__Recorded information__.
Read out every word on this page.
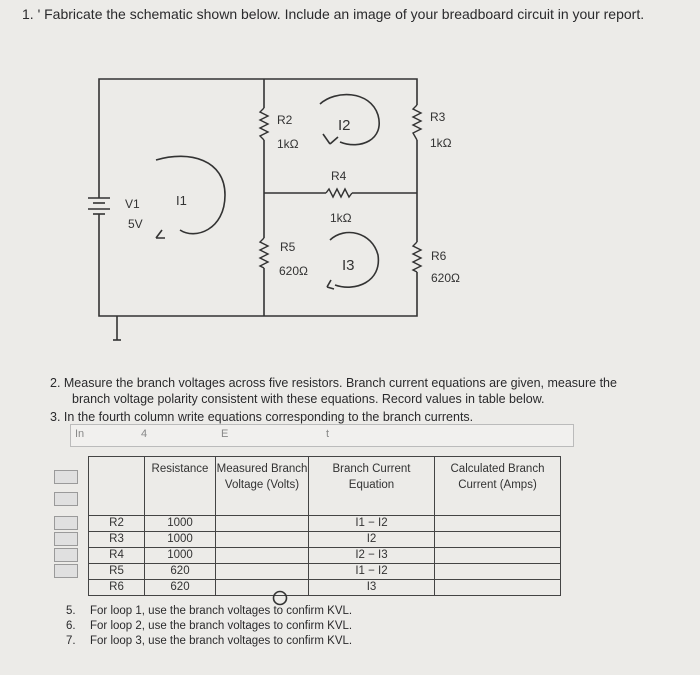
1. ' Fabricate the schematic shown below. Include an image of your breadboard circuit in your report.
V1
5V
I1
R2
1kΩ
I2
R4
1kΩ
R3
1kΩ
R5
620Ω I3
R6
620Ω
2. Measure the branch voltages across five resistors. Branch current equations are given, measure the
branch voltage polarity consistent with these equations. Record values in table below.
3. In the fourth column write equations corresponding to the branch currents.
In	4	E	t
	Resistance	Measured Branch Voltage (Volts)	Branch Current Equation	Calculated Branch Current (Amps)
R2	1000		I1 − I2	
R3	1000		I2	
R4	1000		I2 − I3	
R5	620		I1 − I2	
R6	620		I3	
5. For loop 1, use the branch voltages to confirm KVL.
6. For loop 2, use the branch voltages to confirm KVL.
7. For loop 3, use the branch voltages to confirm KVL.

__Set problem__. Restate the records word for word, omitting images.

__Reply__.
Read out every word on this page.
1. ' Fabricate the schematic shown below. Include an image of your breadboard circuit in your report.
V1
5V
I1
R2
1kΩ
I2
R4
1kΩ
R3
1kΩ
R5
620Ω I3
R6
620Ω
2. Measure the branch voltages across five resistors. Branch current equations are given, measure the
branch voltage polarity consistent with these equations. Record values in table below.
3. In the fourth column write equations corresponding to the branch currents.
In	4	E	t
	Resistance	Measured Branch Voltage (Volts)	Branch Current Equation	Calculated Branch Current (Amps)
R2	1000		I1 − I2	
R3	1000		I2	
R4	1000		I2 − I3	
R5	620		I1 − I2	
R6	620		I3	
5. For loop 1, use the branch voltages to confirm KVL.
6. For loop 2, use the branch voltages to confirm KVL.
7. For loop 3, use the branch voltages to confirm KVL.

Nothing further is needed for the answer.